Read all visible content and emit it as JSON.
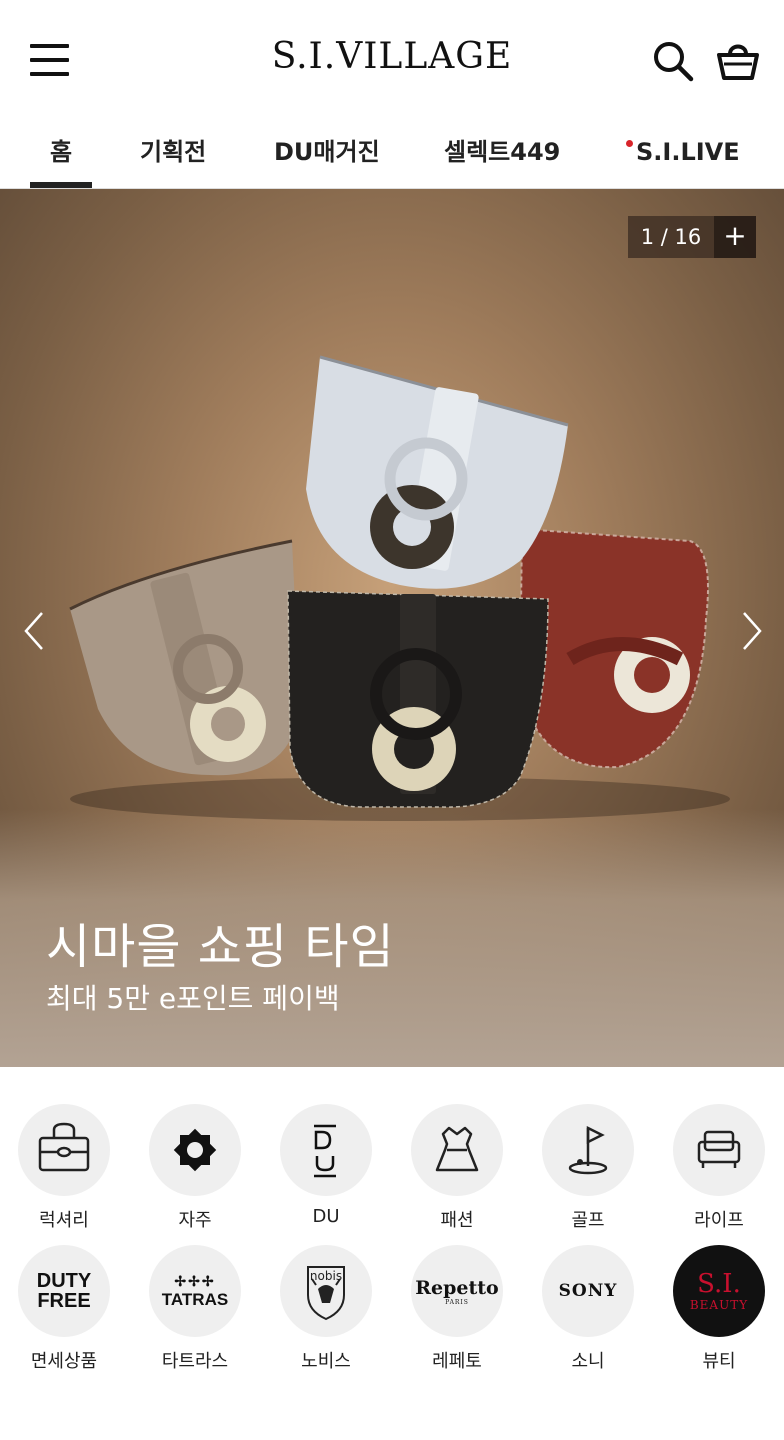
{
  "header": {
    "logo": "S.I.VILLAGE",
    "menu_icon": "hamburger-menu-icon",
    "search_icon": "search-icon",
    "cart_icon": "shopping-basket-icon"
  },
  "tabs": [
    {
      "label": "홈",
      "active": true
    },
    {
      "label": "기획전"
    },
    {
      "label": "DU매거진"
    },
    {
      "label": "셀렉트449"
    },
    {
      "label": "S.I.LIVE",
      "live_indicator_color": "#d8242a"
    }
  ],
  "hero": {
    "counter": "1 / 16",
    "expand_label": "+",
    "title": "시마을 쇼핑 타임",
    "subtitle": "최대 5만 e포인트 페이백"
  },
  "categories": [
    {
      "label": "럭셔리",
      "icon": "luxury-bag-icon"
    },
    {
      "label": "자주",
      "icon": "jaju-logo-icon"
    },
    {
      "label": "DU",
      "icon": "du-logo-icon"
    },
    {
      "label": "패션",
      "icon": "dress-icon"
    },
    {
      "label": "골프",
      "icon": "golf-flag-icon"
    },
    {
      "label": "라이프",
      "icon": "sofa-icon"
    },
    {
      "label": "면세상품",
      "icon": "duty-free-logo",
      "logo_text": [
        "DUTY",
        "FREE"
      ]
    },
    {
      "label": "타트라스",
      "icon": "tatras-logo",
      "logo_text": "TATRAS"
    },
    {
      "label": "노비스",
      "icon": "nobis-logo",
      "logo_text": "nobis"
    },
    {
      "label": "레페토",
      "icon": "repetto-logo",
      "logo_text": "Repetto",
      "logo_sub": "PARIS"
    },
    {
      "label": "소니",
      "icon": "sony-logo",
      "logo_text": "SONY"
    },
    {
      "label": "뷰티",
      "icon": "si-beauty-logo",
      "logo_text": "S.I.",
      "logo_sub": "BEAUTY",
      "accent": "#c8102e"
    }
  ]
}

REQUIRED TASK: Exclude the pictures. Write out the remaining data exactly.

RESPONSE TO THE EXERCISE:
Read all visible content and emit it as JSON.
{
  "header": {
    "logo": "S.I.VILLAGE",
    "menu_icon": "hamburger-menu-icon",
    "search_icon": "search-icon",
    "cart_icon": "shopping-basket-icon"
  },
  "tabs": [
    {
      "label": "홈",
      "active": true
    },
    {
      "label": "기획전"
    },
    {
      "label": "DU매거진"
    },
    {
      "label": "셀렉트449"
    },
    {
      "label": "S.I.LIVE",
      "live_indicator_color": "#d8242a"
    }
  ],
  "hero": {
    "counter": "1 / 16",
    "expand_label": "+",
    "title": "시마을 쇼핑 타임",
    "subtitle": "최대 5만 e포인트 페이백"
  },
  "categories": [
    {
      "label": "럭셔리",
      "icon": "luxury-bag-icon"
    },
    {
      "label": "자주",
      "icon": "jaju-logo-icon"
    },
    {
      "label": "DU",
      "icon": "du-logo-icon"
    },
    {
      "label": "패션",
      "icon": "dress-icon"
    },
    {
      "label": "골프",
      "icon": "golf-flag-icon"
    },
    {
      "label": "라이프",
      "icon": "sofa-icon"
    },
    {
      "label": "면세상품",
      "icon": "duty-free-logo",
      "logo_text": [
        "DUTY",
        "FREE"
      ]
    },
    {
      "label": "타트라스",
      "icon": "tatras-logo",
      "logo_text": "TATRAS"
    },
    {
      "label": "노비스",
      "icon": "nobis-logo",
      "logo_text": "nobis"
    },
    {
      "label": "레페토",
      "icon": "repetto-logo",
      "logo_text": "Repetto",
      "logo_sub": "PARIS"
    },
    {
      "label": "소니",
      "icon": "sony-logo",
      "logo_text": "SONY"
    },
    {
      "label": "뷰티",
      "icon": "si-beauty-logo",
      "logo_text": "S.I.",
      "logo_sub": "BEAUTY",
      "accent": "#c8102e"
    }
  ]
}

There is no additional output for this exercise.